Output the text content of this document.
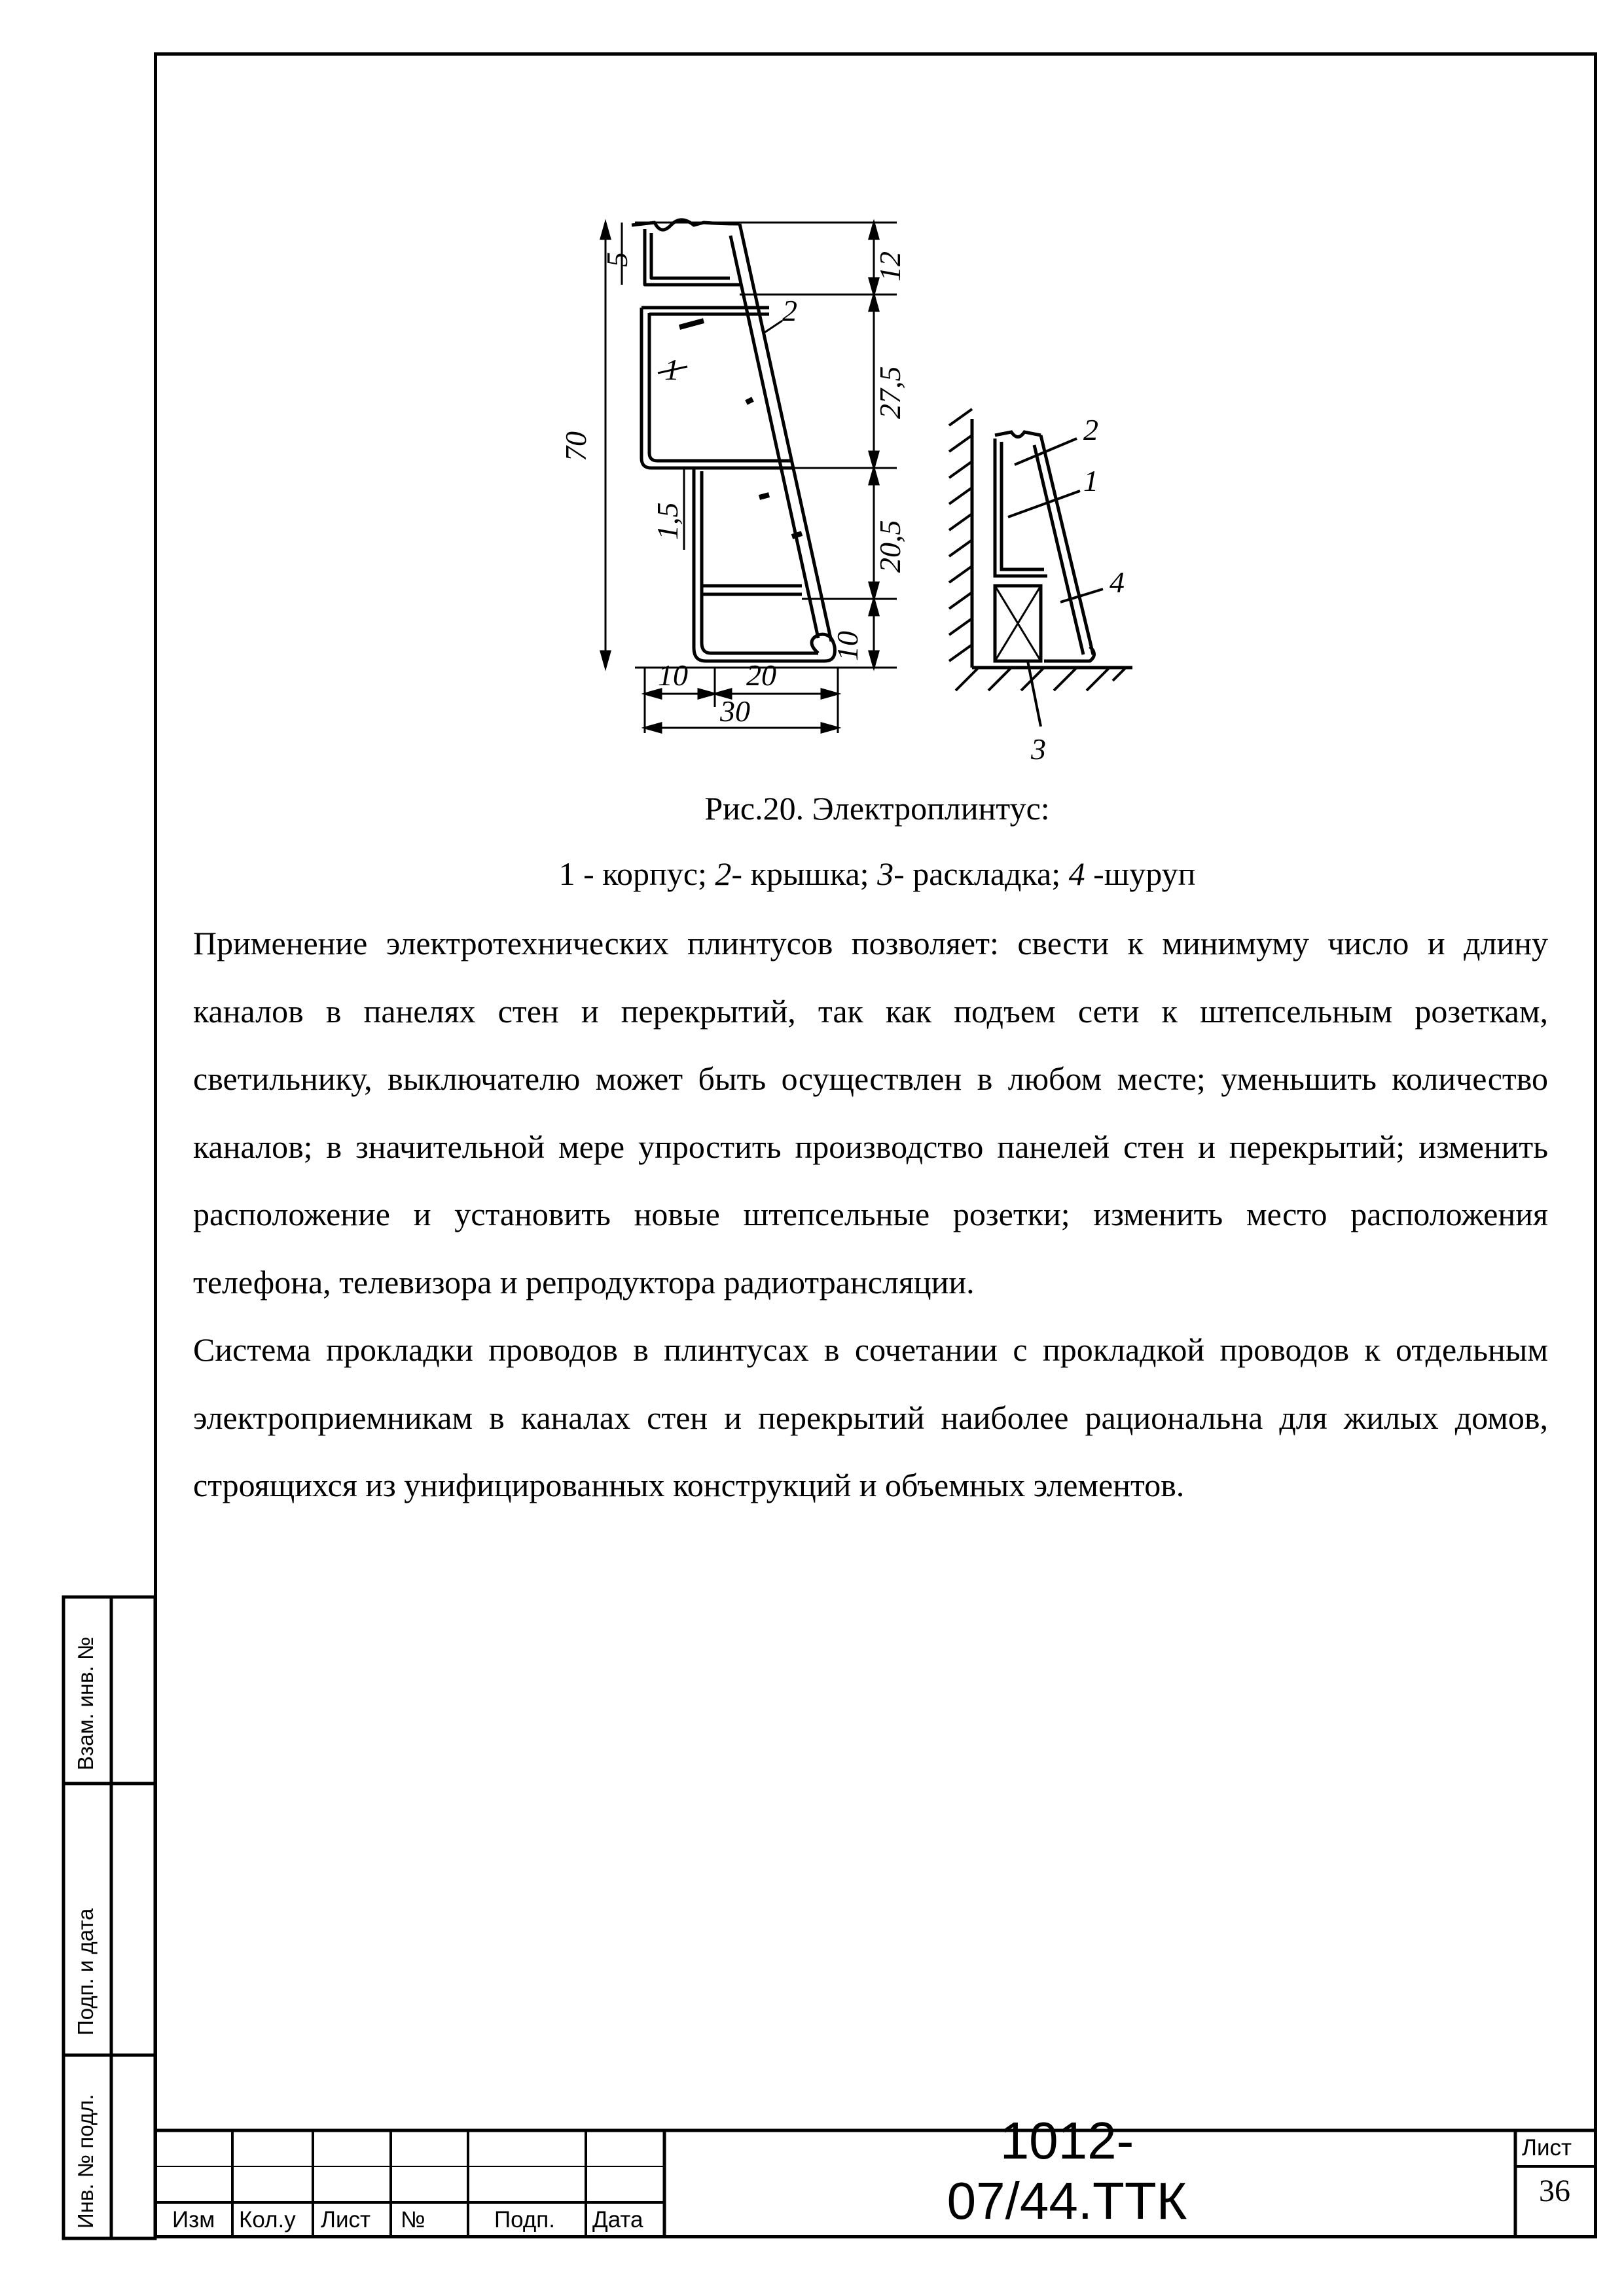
5	12
70
27,5
20,5
1,5
10
10 20
30
1
2
2
1
4
3
Рис.20. Электроплинтус:
1 - корпус; 2- крышка; 3- раскладка; 4 -шуруп

Применение электротехнических плинтусов позволяет: свести к минимуму число и длину каналов в панелях стен и перекрытий, так как подъем сети к штепсельным розеткам, светильнику, выключателю может быть осуществлен в любом месте; уменьшить количество каналов; в значительной мере упростить производство панелей стен и перекрытий; изменить расположение и установить новые штепсельные розетки; изменить место расположения телефона, телевизора и репродуктора радиотрансляции.

Система прокладки проводов в плинтусах в сочетании с прокладкой проводов к отдельным электроприемникам в каналах стен и перекрытий наиболее рациональна для жилых домов, строящихся из унифицированных конструкций и объемных элементов.

Инв. № подл.
Подп. и дата
Взам. инв. №
Изм Кол.у Лист №	Подп. Дата
1012-07/44.ТТК
Лист
36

**Given problem:**
Check each line of the entries above for the word "стен". List the ones that have it.

**Result for this task:**
Применение электротехнических плинтусов позволяет: свести к минимуму число и длину каналов в панелях стен и перекрытий, так как подъем сети к штепсельным розеткам, светильнику, выключателю может быть осуществлен в любом месте; уменьшить количество каналов; в значительной мере упростить производство панелей стен и перекрытий; изменить расположение и установить новые штепсельные розетки; изменить место расположения телефона, телевизора и репродуктора радиотрансляции.
Система прокладки проводов в плинтусах в сочетании с прокладкой проводов к отдельным электроприемникам в каналах стен и перекрытий наиболее рациональна для жилых домов, строящихся из унифицированных конструкций и объемных элементов.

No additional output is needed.